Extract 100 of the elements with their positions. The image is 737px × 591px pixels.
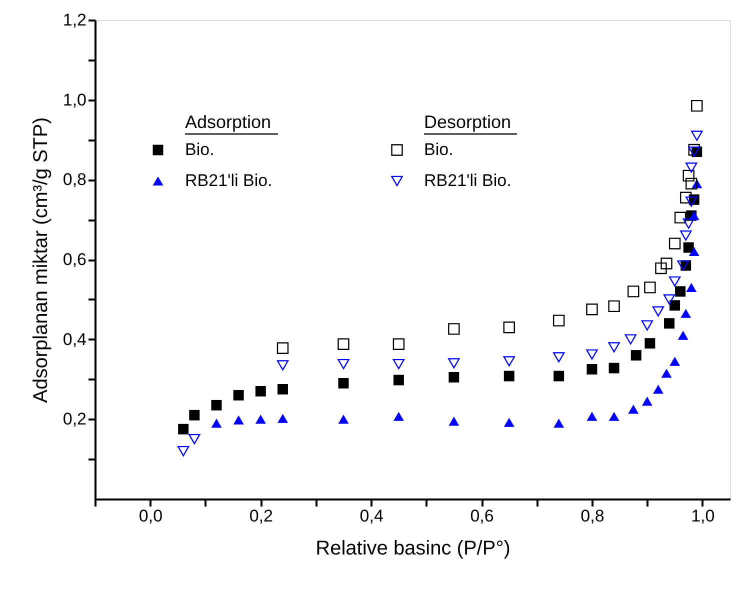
point [688, 144, 700, 156]
point [586, 349, 598, 360]
point [233, 390, 244, 400]
point [630, 350, 642, 361]
point [682, 218, 694, 229]
point [338, 338, 350, 350]
y-tick-label: 0,4 [62, 330, 86, 349]
point [338, 358, 350, 370]
point [668, 276, 681, 287]
point [660, 258, 672, 270]
point [688, 146, 700, 157]
point [641, 320, 654, 331]
point [644, 282, 656, 294]
annotation: Desorption [424, 112, 512, 132]
x-tick-label: 1,0 [691, 506, 715, 526]
point [661, 368, 672, 378]
point [393, 374, 404, 386]
point [586, 364, 598, 375]
point [664, 318, 675, 329]
point [644, 338, 656, 349]
point [552, 314, 565, 326]
point [211, 400, 222, 410]
point [448, 416, 460, 426]
x-tick-label: 0,8 [580, 506, 604, 526]
point [503, 322, 515, 334]
point [504, 418, 514, 427]
legend-label: RB21'li Bio. [185, 171, 272, 190]
point [670, 356, 680, 366]
point [255, 386, 266, 396]
point [678, 330, 688, 340]
point [503, 356, 515, 366]
point [392, 338, 405, 350]
point [677, 260, 689, 271]
point [652, 306, 664, 317]
point [628, 404, 639, 414]
legend-label: Bio. [424, 140, 454, 159]
point [552, 352, 565, 362]
point [338, 414, 349, 424]
point [448, 358, 460, 368]
point [655, 262, 667, 274]
y-tick-label: 0,8 [62, 170, 86, 190]
point [675, 286, 686, 297]
x-tick-label: 0,4 [360, 506, 384, 526]
point [608, 300, 620, 312]
y-tick-label: 0,2 [62, 410, 86, 429]
point [277, 414, 288, 423]
y-tick-label: 1,0 [62, 90, 86, 110]
annotation: Adsorption [185, 112, 272, 132]
point [686, 178, 698, 190]
point [624, 334, 636, 344]
point [680, 192, 692, 204]
point [668, 238, 681, 250]
point [448, 372, 460, 382]
y-axis-title: Adsorplanan miktar (cm³/g STP) [30, 117, 52, 403]
point [652, 384, 664, 394]
x-tick-label: 0,0 [138, 506, 163, 526]
point [189, 410, 200, 420]
legend-label: Bio. [185, 140, 214, 159]
x-axis-title: Relative basinc (P/P°) [316, 538, 510, 560]
point [691, 130, 703, 141]
point [608, 342, 620, 352]
point [586, 412, 598, 421]
point [554, 418, 564, 428]
point [233, 415, 244, 425]
point [392, 358, 405, 370]
point [554, 370, 564, 382]
point [178, 446, 190, 456]
point [211, 418, 222, 428]
point [683, 242, 694, 253]
point [608, 362, 620, 374]
point [680, 230, 692, 241]
x-tick-label: 0,6 [470, 506, 494, 526]
point [642, 396, 652, 406]
point [686, 282, 697, 292]
point [682, 170, 694, 182]
point [674, 212, 686, 224]
legend-label: RB21'li Bio. [424, 171, 512, 190]
y-tick-label: 1,2 [62, 10, 86, 30]
point [663, 294, 676, 305]
point [276, 360, 289, 370]
point [255, 414, 266, 424]
point [680, 308, 692, 318]
point [448, 323, 460, 335]
point [188, 434, 200, 444]
point [276, 342, 289, 354]
point [393, 412, 404, 421]
point [277, 384, 288, 394]
point [608, 412, 620, 421]
point [504, 370, 514, 382]
y-tick-label: 0,6 [62, 250, 86, 269]
point [686, 162, 698, 173]
point [628, 286, 640, 298]
point [586, 304, 598, 316]
point [688, 246, 700, 256]
point [686, 196, 698, 207]
x-tick-label: 0,2 [249, 506, 273, 526]
point [338, 378, 349, 388]
point [670, 300, 680, 311]
point [691, 100, 703, 112]
point [178, 424, 189, 434]
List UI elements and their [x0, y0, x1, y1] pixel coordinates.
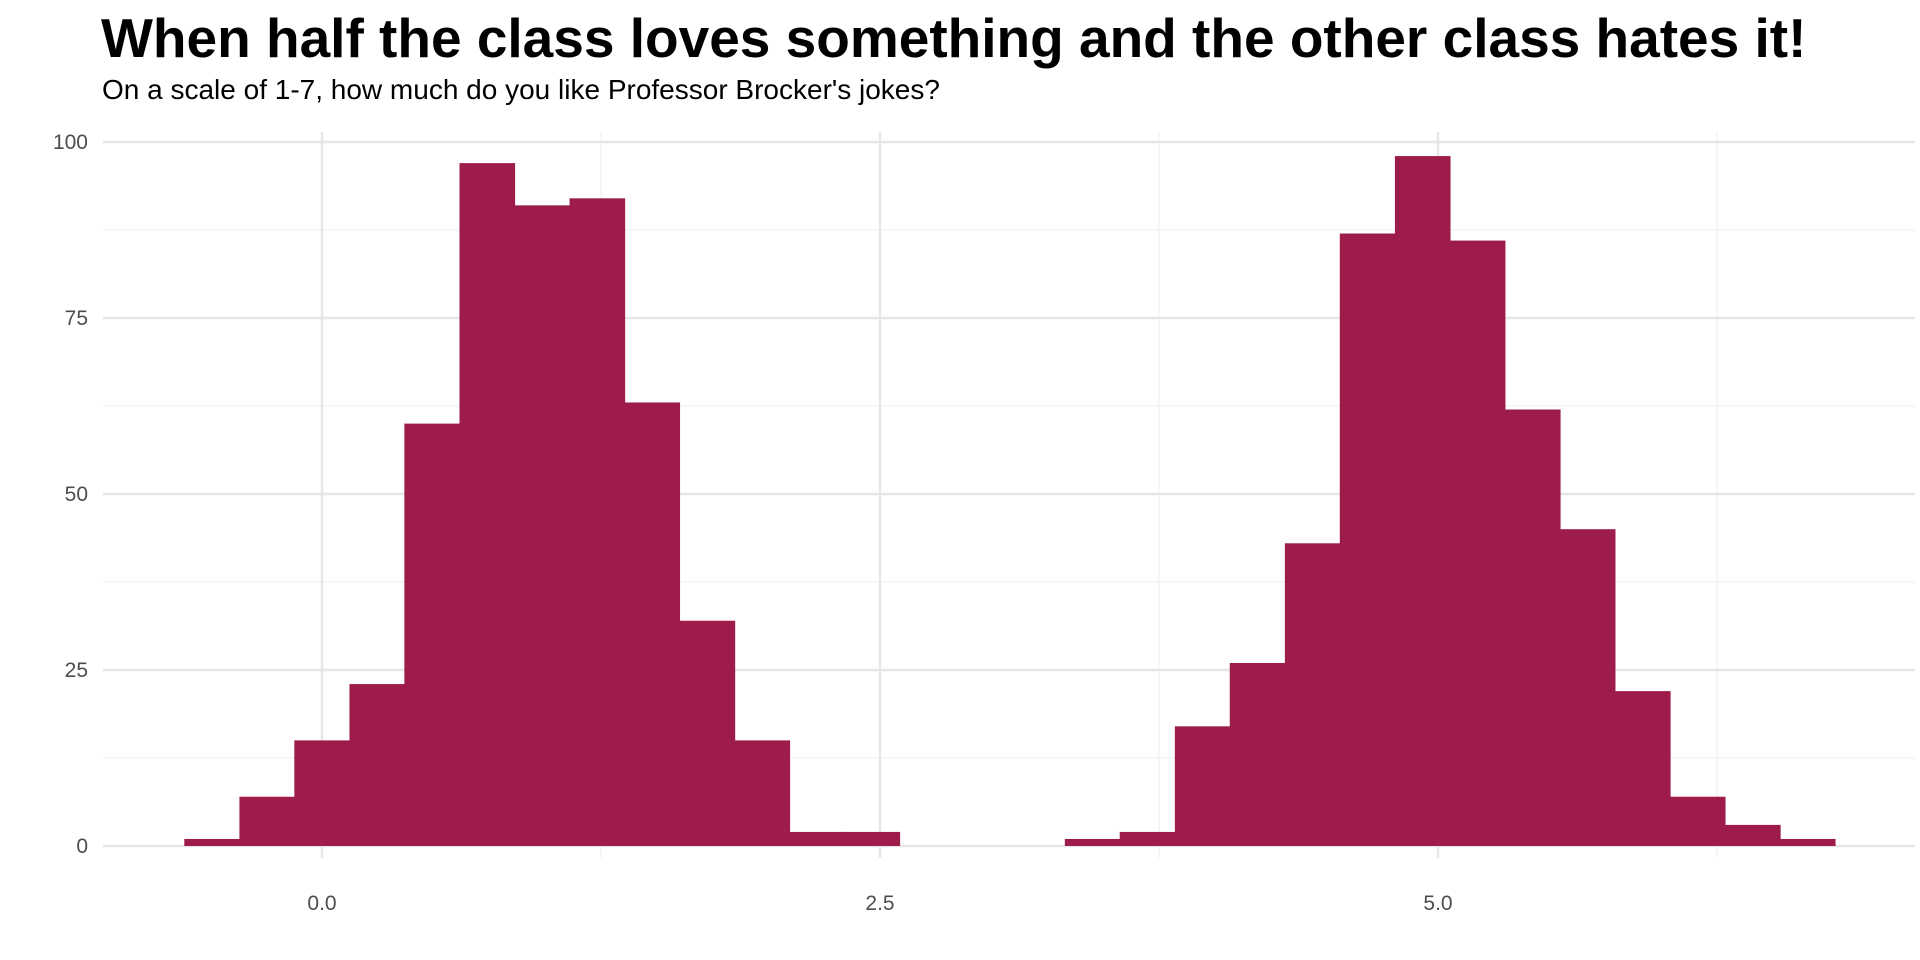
- histogram-bar: [789, 831, 846, 846]
- histogram-bar: [239, 796, 296, 846]
- histogram-bar: [404, 423, 460, 846]
- y-tick-label: 25: [65, 659, 88, 682]
- histogram-bar: [349, 684, 406, 846]
- histogram-bar: [514, 205, 571, 847]
- histogram-bar: [1669, 796, 1726, 846]
- y-tick-label: 0: [76, 835, 88, 858]
- histogram-bar: [844, 831, 901, 846]
- histogram-bar: [184, 838, 240, 846]
- chart-title: When half the class loves something and …: [101, 7, 1807, 69]
- histogram-bar: [679, 620, 736, 846]
- chart-subtitle: On a scale of 1-7, how much do you like …: [102, 74, 940, 105]
- histogram-bar: [1284, 543, 1341, 846]
- histogram-bar: [1339, 233, 1396, 846]
- histogram-bar: [1614, 691, 1671, 846]
- histogram-bar: [459, 163, 516, 846]
- histogram-bar: [294, 740, 350, 846]
- histogram-bar: [1559, 529, 1616, 846]
- x-tick-label: 2.5: [865, 892, 894, 915]
- histogram-bar: [1725, 824, 1781, 846]
- x-tick-label: 5.0: [1423, 892, 1452, 915]
- x-tick-label: 0.0: [307, 892, 336, 915]
- y-tick-label: 50: [65, 483, 88, 506]
- histogram-bar: [624, 402, 681, 846]
- histogram-bar: [1229, 662, 1286, 846]
- histogram-bar: [1064, 838, 1121, 846]
- histogram-bar: [1779, 838, 1836, 846]
- y-tick-label: 75: [65, 307, 88, 330]
- histogram-bar: [734, 740, 791, 846]
- histogram-bars: [184, 156, 1836, 847]
- histogram-bar: [569, 198, 626, 846]
- histogram-bar: [1394, 156, 1451, 846]
- x-axis-tick-labels: 0.0 2.5 5.0: [307, 892, 1452, 915]
- histogram-bar: [1174, 726, 1231, 846]
- histogram-bar: [1119, 831, 1176, 846]
- y-axis-tick-labels: 0 25 50 75 100: [53, 131, 88, 858]
- histogram-bar: [1504, 409, 1561, 846]
- histogram-bar: [1449, 240, 1506, 846]
- y-tick-label: 100: [53, 131, 88, 154]
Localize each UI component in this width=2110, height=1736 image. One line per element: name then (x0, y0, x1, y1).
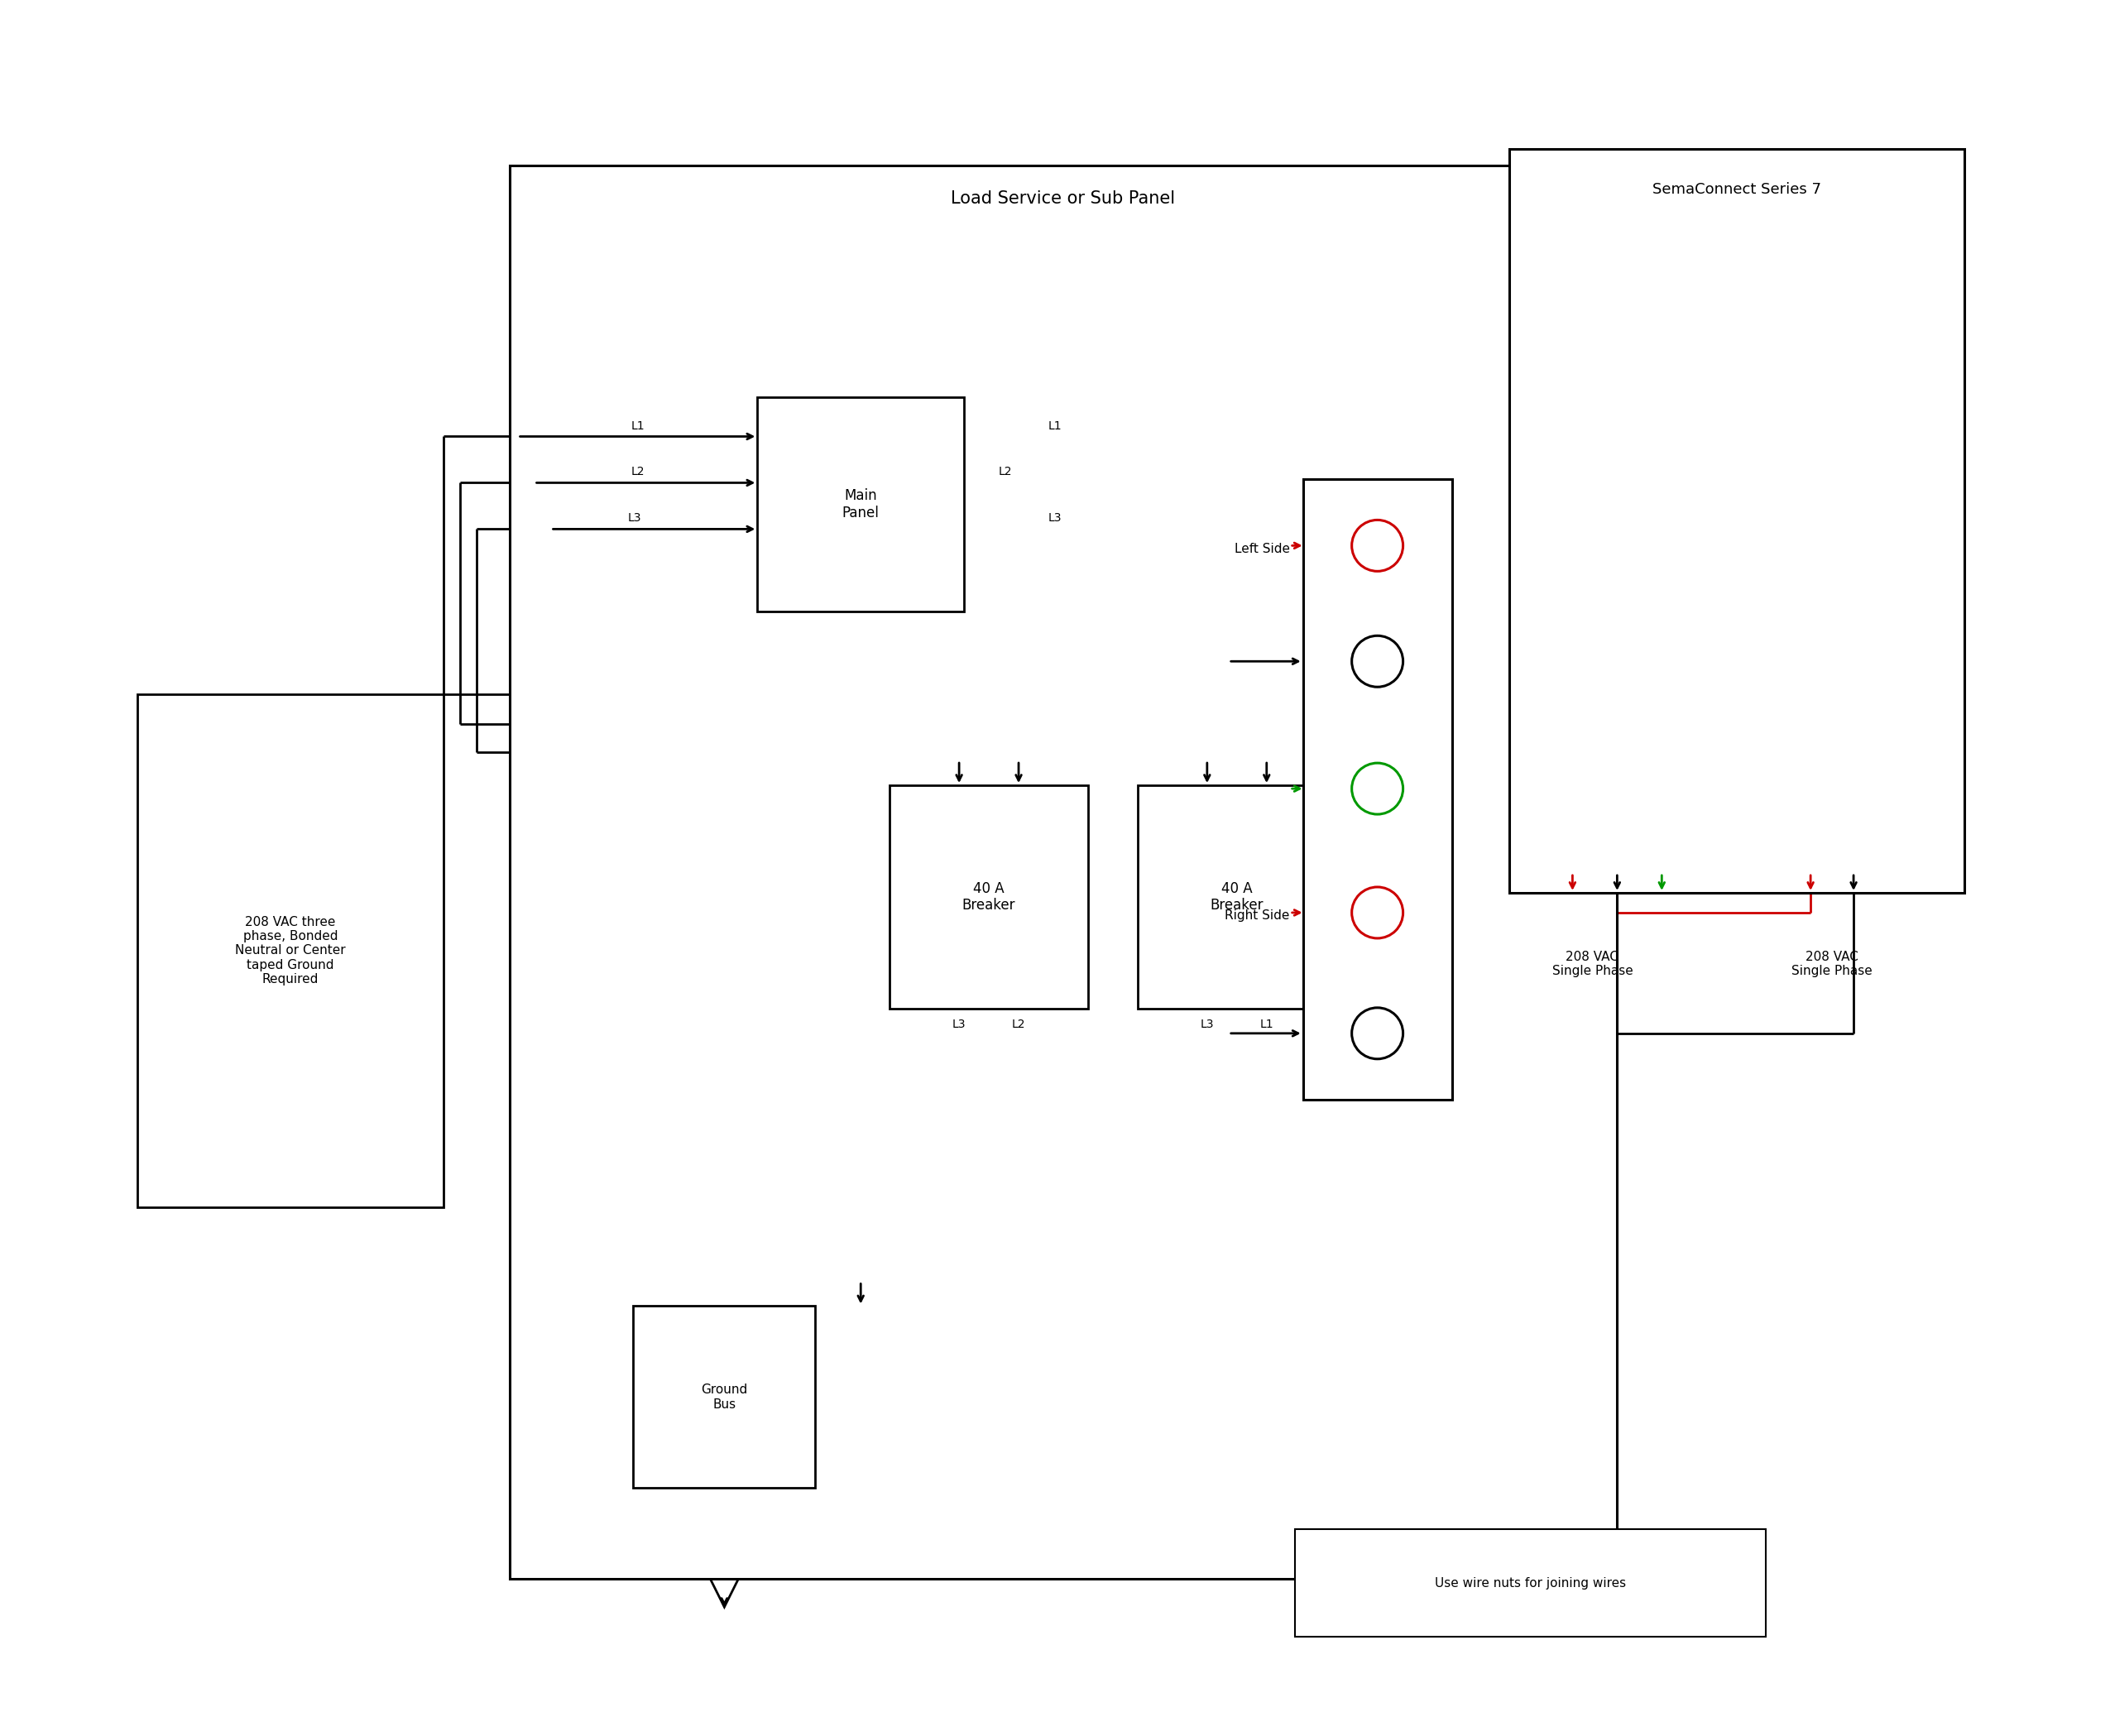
Circle shape (1353, 887, 1403, 937)
Circle shape (1353, 635, 1403, 687)
Circle shape (1353, 1007, 1403, 1059)
Text: Main
Panel: Main Panel (842, 488, 880, 521)
Text: 40 A
Breaker: 40 A Breaker (962, 880, 1015, 913)
Text: Ground
Bus: Ground Bus (701, 1384, 747, 1410)
Bar (1304, 479, 1452, 1099)
Text: L2: L2 (998, 467, 1013, 477)
Text: L3: L3 (1201, 1019, 1213, 1029)
Text: L3: L3 (1049, 512, 1061, 524)
Text: L1: L1 (1049, 420, 1061, 432)
Circle shape (1353, 764, 1403, 814)
Text: L3: L3 (627, 512, 641, 524)
Text: SemaConnect Series 7: SemaConnect Series 7 (1652, 182, 1821, 196)
Text: Load Service or Sub Panel: Load Service or Sub Panel (952, 191, 1175, 207)
Bar (890, 785, 1089, 1009)
Text: 208 VAC three
phase, Bonded
Neutral or Center
taped Ground
Required: 208 VAC three phase, Bonded Neutral or C… (234, 915, 346, 986)
Bar (1137, 785, 1336, 1009)
Bar (633, 1305, 814, 1488)
Bar (1296, 1529, 1766, 1637)
Bar (509, 165, 1616, 1580)
Text: Use wire nuts for joining wires: Use wire nuts for joining wires (1435, 1576, 1627, 1588)
Text: 40 A
Breaker: 40 A Breaker (1211, 880, 1264, 913)
Text: 208 VAC
Single Phase: 208 VAC Single Phase (1791, 951, 1872, 977)
Text: L2: L2 (631, 467, 644, 477)
Text: L1: L1 (631, 420, 644, 432)
Circle shape (1353, 521, 1403, 571)
Bar (1509, 149, 1964, 892)
Text: Left Side: Left Side (1234, 543, 1289, 556)
Text: L3: L3 (952, 1019, 966, 1029)
Text: 208 VAC
Single Phase: 208 VAC Single Phase (1551, 951, 1633, 977)
Bar (137, 694, 443, 1207)
Bar (757, 398, 964, 611)
Text: L1: L1 (1260, 1019, 1274, 1029)
Text: Right Side: Right Side (1226, 910, 1289, 922)
Text: L2: L2 (1013, 1019, 1025, 1029)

**Goal:** Copy the records above verbatim, from the line containing "- histogram-bar: [789, 831, 846, 846]" to the line containing "- x-axis-tick-labels: 0.0", including both of those lines.

**Written answer:**
- histogram-bar: [789, 831, 846, 846]
- histogram-bar: [239, 796, 296, 846]
- histogram-bar: [404, 423, 460, 846]
- y-tick-label: 25: [65, 659, 88, 682]
- histogram-bar: [349, 684, 406, 846]
- histogram-bar: [514, 205, 571, 847]
- histogram-bar: [1669, 796, 1726, 846]
- y-tick-label: 0: [76, 835, 88, 858]
- histogram-bar: [844, 831, 901, 846]
- histogram-bar: [184, 838, 240, 846]
- chart-title: When half the class loves something and …: [101, 7, 1807, 69]
- histogram-bar: [679, 620, 736, 846]
- chart-subtitle: On a scale of 1-7, how much do you like …: [102, 74, 940, 105]
- histogram-bar: [1284, 543, 1341, 846]
- histogram-bar: [1339, 233, 1396, 846]
- histogram-bar: [1614, 691, 1671, 846]
- histogram-bar: [459, 163, 516, 846]
- histogram-bar: [294, 740, 350, 846]
- histogram-bar: [1559, 529, 1616, 846]
- x-tick-label: 2.5: [865, 892, 894, 915]
- histogram-bar: [1725, 824, 1781, 846]
- x-tick-label: 5.0: [1423, 892, 1452, 915]
- x-tick-label: 0.0: [307, 892, 336, 915]
- y-tick-label: 50: [65, 483, 88, 506]
- histogram-bar: [624, 402, 681, 846]
- histogram-bar: [1229, 662, 1286, 846]
- histogram-bar: [1064, 838, 1121, 846]
- histogram-bar: [1779, 838, 1836, 846]
- y-tick-label: 75: [65, 307, 88, 330]
- histogram-bar: [734, 740, 791, 846]
- histogram-bars: [184, 156, 1836, 847]
- histogram-bar: [569, 198, 626, 846]
- histogram-bar: [1394, 156, 1451, 846]
- x-axis-tick-labels: 0.0 2.5 5.0: [307, 892, 1452, 915]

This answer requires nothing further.